** start of RECORD LIST **
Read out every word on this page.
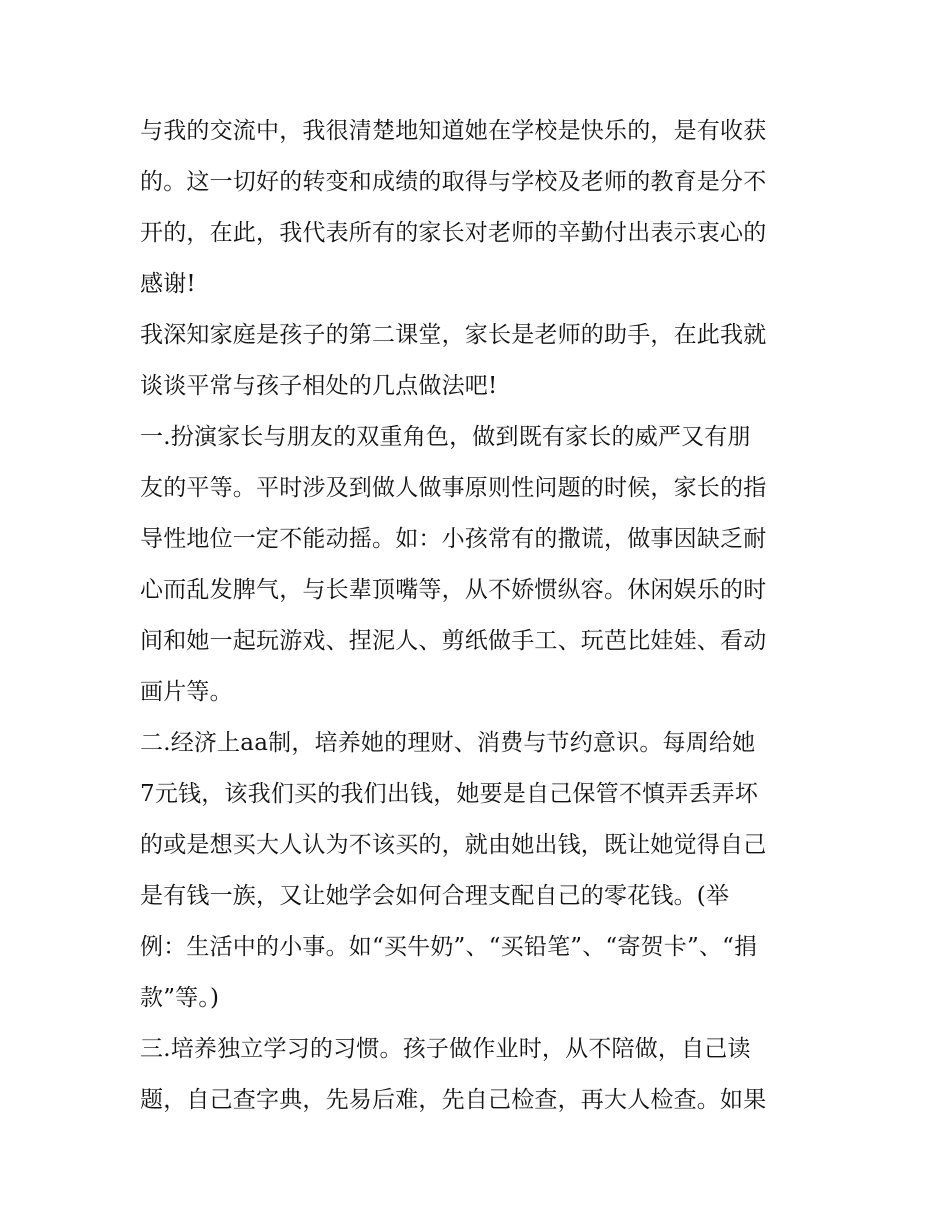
与我的交流中，我很清楚地知道她在学校是快乐的，是有收获
的。这一切好的转变和成绩的取得与学校及老师的教育是分不
开的，在此，我代表所有的家长对老师的辛勤付出表示衷心的
感谢!
我深知家庭是孩子的第二课堂，家长是老师的助手，在此我就
谈谈平常与孩子相处的几点做法吧!
一.扮演家长与朋友的双重角色，做到既有家长的威严又有朋
友的平等。平时涉及到做人做事原则性问题的时候，家长的指
导性地位一定不能动摇。如：小孩常有的撒谎，做事因缺乏耐
心而乱发脾气，与长辈顶嘴等，从不娇惯纵容。休闲娱乐的时
间和她一起玩游戏、捏泥人、剪纸做手工、玩芭比娃娃、看动
画片等。
二.经济上aa制，培养她的理财、消费与节约意识。每周给她
7元钱，该我们买的我们出钱，她要是自己保管不慎弄丢弄坏
的或是想买大人认为不该买的，就由她出钱，既让她觉得自己
是有钱一族，又让她学会如何合理支配自己的零花钱。(举
例：生活中的小事。如“买牛奶”、“买铅笔”、“寄贺卡”、“捐
款”等。)
三.培养独立学习的习惯。孩子做作业时，从不陪做，自己读
题，自己查字典，先易后难，先自己检查，再大人检查。如果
** end of RECORD LIST **
→ BRIEF:
Reproduce the records above exactly, leaving out every picture they contain.

→ RESPONSE TO THE TASK:
Read out every word on this page.
与我的交流中，我很清楚地知道她在学校是快乐的，是有收获
的。这一切好的转变和成绩的取得与学校及老师的教育是分不
开的，在此，我代表所有的家长对老师的辛勤付出表示衷心的
感谢!
我深知家庭是孩子的第二课堂，家长是老师的助手，在此我就
谈谈平常与孩子相处的几点做法吧!
一.扮演家长与朋友的双重角色，做到既有家长的威严又有朋
友的平等。平时涉及到做人做事原则性问题的时候，家长的指
导性地位一定不能动摇。如：小孩常有的撒谎，做事因缺乏耐
心而乱发脾气，与长辈顶嘴等，从不娇惯纵容。休闲娱乐的时
间和她一起玩游戏、捏泥人、剪纸做手工、玩芭比娃娃、看动
画片等。
二.经济上aa制，培养她的理财、消费与节约意识。每周给她
7元钱，该我们买的我们出钱，她要是自己保管不慎弄丢弄坏
的或是想买大人认为不该买的，就由她出钱，既让她觉得自己
是有钱一族，又让她学会如何合理支配自己的零花钱。(举
例：生活中的小事。如“买牛奶”、“买铅笔”、“寄贺卡”、“捐
款”等。)
三.培养独立学习的习惯。孩子做作业时，从不陪做，自己读
题，自己查字典，先易后难，先自己检查，再大人检查。如果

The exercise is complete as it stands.